→ **Set problem**:
Gather all lines from the material that contain the word "xlabel".

→ **Material provided**:
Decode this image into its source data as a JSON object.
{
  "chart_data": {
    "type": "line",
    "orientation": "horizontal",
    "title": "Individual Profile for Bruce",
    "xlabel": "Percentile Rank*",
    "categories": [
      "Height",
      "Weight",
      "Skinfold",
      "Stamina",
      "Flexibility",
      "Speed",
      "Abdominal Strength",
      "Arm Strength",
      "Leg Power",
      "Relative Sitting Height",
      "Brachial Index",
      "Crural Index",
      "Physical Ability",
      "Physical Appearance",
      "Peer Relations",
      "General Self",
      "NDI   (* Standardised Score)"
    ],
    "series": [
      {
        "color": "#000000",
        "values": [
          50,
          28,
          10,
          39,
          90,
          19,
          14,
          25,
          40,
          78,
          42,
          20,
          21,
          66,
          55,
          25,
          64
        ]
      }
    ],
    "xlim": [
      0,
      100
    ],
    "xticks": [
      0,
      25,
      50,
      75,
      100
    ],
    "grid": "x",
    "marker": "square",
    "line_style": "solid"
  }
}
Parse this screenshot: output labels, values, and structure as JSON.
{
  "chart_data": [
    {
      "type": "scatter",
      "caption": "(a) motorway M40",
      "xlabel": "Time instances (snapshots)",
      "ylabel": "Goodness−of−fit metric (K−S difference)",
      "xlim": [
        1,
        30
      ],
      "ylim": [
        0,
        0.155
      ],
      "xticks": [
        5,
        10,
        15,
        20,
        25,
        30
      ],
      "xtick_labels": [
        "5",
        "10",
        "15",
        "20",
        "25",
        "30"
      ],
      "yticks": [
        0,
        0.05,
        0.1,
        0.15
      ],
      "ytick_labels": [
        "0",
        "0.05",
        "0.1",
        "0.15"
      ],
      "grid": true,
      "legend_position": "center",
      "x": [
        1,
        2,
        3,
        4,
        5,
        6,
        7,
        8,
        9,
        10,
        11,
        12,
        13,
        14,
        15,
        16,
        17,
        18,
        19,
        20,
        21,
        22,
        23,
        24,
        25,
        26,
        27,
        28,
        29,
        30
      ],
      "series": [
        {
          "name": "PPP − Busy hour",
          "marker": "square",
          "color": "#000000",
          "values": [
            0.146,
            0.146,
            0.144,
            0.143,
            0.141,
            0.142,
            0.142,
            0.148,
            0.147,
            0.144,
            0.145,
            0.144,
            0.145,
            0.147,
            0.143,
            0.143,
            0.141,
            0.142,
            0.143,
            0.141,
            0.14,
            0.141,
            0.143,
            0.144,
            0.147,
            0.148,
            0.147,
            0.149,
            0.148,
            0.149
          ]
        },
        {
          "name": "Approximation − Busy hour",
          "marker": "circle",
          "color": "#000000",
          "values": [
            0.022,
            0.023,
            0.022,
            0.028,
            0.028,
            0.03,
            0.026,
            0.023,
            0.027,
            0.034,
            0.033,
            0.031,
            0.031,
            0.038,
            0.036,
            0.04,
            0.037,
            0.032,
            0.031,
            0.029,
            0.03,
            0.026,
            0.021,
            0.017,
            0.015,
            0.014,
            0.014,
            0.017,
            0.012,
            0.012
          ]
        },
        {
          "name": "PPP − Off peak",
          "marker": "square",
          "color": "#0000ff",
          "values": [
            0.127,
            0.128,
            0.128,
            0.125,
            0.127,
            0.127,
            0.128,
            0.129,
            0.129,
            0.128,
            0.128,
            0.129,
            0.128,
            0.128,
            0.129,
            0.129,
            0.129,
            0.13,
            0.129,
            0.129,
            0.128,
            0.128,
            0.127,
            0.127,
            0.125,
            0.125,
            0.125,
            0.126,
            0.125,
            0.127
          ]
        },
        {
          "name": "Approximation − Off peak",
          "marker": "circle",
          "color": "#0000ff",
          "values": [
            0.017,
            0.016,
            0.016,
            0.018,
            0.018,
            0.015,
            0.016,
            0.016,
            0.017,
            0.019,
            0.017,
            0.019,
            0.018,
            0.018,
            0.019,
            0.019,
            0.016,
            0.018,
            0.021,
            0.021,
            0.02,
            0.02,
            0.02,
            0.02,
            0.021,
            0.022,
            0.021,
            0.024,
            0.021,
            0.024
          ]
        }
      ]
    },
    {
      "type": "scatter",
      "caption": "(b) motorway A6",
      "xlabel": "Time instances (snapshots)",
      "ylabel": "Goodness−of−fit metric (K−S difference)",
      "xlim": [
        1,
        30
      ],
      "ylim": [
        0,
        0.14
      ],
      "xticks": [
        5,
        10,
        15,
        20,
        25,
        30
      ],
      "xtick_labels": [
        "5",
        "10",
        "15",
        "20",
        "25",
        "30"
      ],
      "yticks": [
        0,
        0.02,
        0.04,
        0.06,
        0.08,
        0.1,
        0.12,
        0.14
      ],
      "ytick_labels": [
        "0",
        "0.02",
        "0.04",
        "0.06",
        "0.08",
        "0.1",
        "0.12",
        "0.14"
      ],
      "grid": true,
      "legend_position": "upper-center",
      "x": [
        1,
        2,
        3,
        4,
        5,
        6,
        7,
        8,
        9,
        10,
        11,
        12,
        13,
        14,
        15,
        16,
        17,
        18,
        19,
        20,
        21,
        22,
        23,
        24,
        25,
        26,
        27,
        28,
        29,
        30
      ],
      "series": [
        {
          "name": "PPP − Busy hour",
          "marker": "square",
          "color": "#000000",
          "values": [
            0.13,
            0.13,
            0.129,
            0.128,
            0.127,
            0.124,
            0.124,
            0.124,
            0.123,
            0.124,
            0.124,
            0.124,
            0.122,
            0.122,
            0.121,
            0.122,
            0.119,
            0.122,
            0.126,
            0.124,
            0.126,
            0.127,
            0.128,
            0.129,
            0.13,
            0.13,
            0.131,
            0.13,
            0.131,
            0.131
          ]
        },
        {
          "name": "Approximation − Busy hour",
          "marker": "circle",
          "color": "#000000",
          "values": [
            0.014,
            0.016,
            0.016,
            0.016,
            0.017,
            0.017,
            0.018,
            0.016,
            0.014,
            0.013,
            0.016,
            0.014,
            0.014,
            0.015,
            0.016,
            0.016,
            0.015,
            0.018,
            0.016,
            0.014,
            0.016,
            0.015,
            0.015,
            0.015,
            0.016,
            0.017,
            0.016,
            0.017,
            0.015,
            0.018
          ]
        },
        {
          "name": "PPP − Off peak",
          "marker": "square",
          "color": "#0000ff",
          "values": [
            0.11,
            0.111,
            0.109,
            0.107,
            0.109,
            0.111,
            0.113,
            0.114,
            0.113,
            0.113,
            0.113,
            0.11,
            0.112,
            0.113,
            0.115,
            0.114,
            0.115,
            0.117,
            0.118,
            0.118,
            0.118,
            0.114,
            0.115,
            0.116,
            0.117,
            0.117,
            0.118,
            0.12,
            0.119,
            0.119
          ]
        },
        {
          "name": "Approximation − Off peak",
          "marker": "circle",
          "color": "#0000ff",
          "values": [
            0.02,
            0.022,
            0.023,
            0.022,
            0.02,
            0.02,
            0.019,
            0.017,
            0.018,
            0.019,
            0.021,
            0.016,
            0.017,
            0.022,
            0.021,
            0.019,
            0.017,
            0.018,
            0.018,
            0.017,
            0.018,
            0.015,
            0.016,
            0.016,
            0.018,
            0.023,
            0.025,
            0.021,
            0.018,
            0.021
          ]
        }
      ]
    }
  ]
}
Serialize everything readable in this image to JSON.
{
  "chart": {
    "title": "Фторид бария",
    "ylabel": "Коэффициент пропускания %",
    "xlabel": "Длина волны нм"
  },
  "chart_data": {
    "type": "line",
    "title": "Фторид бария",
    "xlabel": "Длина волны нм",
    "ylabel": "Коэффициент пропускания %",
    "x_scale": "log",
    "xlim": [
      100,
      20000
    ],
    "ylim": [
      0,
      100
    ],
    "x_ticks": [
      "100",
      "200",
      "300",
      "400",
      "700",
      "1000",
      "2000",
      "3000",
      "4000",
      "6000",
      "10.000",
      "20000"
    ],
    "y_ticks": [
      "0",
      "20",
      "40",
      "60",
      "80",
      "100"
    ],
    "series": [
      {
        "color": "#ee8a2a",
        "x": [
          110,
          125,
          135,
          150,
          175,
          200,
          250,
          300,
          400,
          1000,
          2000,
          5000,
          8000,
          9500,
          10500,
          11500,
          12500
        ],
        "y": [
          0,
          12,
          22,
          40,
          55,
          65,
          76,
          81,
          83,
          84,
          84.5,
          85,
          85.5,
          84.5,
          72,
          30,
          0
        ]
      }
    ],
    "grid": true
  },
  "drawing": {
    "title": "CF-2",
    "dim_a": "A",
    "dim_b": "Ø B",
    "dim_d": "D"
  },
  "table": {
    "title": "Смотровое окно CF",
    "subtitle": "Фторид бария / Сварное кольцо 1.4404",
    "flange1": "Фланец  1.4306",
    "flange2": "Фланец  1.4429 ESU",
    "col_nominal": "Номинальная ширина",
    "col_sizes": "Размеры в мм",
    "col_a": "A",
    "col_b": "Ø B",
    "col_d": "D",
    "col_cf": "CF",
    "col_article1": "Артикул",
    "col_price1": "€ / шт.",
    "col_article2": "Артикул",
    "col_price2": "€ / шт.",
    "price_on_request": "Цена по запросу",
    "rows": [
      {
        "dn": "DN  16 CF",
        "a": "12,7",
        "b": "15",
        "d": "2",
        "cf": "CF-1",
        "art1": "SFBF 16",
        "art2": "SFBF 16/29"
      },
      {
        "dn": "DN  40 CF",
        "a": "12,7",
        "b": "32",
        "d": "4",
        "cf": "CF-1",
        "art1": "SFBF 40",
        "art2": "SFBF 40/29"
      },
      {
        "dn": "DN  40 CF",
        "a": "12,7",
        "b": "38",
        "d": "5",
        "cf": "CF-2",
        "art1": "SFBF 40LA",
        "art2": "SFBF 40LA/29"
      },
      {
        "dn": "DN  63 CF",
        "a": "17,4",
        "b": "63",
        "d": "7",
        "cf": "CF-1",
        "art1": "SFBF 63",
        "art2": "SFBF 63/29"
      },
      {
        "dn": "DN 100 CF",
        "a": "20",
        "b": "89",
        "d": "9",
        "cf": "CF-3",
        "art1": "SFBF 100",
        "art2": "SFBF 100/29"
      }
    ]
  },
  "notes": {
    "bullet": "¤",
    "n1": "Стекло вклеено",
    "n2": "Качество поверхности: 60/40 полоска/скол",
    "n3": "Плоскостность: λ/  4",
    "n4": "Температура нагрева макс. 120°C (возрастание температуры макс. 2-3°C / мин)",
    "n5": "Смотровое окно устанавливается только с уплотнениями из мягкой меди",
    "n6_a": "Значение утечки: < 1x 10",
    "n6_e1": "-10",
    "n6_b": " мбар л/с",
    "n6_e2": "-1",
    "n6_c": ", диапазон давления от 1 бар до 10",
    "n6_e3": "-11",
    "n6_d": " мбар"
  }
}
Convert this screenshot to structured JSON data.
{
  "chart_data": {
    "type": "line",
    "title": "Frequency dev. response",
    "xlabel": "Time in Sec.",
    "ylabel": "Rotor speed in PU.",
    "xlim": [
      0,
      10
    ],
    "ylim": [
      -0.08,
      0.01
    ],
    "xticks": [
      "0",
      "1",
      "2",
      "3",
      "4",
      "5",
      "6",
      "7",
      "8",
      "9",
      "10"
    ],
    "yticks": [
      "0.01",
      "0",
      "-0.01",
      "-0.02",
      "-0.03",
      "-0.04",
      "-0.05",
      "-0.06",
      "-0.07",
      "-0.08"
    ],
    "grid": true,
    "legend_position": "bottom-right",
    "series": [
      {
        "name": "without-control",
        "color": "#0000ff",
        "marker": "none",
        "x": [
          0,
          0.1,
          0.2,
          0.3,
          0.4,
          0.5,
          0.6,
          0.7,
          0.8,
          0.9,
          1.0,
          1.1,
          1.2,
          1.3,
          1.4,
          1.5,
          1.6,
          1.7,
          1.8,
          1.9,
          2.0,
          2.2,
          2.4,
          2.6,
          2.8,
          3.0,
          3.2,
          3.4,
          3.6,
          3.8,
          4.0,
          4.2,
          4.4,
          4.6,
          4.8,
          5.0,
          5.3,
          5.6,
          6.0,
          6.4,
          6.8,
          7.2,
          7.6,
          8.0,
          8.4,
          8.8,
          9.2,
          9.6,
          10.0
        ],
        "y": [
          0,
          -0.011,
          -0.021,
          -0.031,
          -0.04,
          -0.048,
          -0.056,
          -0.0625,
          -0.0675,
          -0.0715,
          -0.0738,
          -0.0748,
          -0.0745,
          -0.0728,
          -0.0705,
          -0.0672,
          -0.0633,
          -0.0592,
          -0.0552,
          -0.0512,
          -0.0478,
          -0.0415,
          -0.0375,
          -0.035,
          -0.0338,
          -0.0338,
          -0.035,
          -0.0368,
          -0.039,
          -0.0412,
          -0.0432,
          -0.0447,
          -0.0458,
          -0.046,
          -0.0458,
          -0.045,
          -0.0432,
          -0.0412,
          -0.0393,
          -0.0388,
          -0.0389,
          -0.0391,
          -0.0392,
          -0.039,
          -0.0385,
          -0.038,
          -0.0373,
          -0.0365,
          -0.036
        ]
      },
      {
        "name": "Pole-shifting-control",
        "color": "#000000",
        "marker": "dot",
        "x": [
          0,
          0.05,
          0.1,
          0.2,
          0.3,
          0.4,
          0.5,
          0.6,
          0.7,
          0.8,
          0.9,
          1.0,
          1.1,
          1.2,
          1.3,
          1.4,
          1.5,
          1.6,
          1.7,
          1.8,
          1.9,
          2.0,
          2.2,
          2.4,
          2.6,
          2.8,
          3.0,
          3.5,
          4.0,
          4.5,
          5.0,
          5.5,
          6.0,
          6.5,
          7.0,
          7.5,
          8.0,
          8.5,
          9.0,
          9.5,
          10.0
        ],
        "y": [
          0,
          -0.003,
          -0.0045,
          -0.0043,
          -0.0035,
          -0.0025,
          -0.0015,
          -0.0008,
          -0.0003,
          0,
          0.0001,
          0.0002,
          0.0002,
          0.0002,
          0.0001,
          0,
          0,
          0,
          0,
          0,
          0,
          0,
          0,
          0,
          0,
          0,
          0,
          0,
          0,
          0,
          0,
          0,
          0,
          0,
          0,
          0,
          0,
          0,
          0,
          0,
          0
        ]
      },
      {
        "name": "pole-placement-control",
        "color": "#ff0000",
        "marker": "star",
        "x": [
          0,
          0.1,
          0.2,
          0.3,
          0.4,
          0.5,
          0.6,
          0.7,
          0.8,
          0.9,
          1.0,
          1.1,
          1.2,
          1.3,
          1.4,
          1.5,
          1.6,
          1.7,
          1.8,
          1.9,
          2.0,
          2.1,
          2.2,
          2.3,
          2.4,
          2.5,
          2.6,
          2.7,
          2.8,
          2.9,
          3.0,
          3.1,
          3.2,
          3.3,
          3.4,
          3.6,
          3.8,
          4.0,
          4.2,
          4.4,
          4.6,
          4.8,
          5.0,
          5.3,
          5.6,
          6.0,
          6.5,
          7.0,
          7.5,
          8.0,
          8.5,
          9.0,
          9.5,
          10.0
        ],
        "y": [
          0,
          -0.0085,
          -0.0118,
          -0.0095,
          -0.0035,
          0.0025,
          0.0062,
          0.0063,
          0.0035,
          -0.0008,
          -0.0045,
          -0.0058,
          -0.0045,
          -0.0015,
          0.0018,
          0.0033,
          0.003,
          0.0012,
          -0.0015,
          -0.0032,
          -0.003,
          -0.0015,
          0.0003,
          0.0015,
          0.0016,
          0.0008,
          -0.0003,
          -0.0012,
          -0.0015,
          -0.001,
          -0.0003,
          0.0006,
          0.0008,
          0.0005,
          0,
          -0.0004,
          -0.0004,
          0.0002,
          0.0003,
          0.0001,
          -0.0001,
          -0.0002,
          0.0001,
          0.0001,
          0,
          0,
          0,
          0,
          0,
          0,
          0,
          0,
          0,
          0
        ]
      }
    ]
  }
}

→ **Exercise answer**:
    "xlabel": "Percentile Rank*",
      "xlabel": "Time instances (snapshots)",
      "xlabel": "Time instances (snapshots)",
    "xlabel": "Длина волны нм"
    "xlabel": "Длина волны нм",
    "xlabel": "Time in Sec.",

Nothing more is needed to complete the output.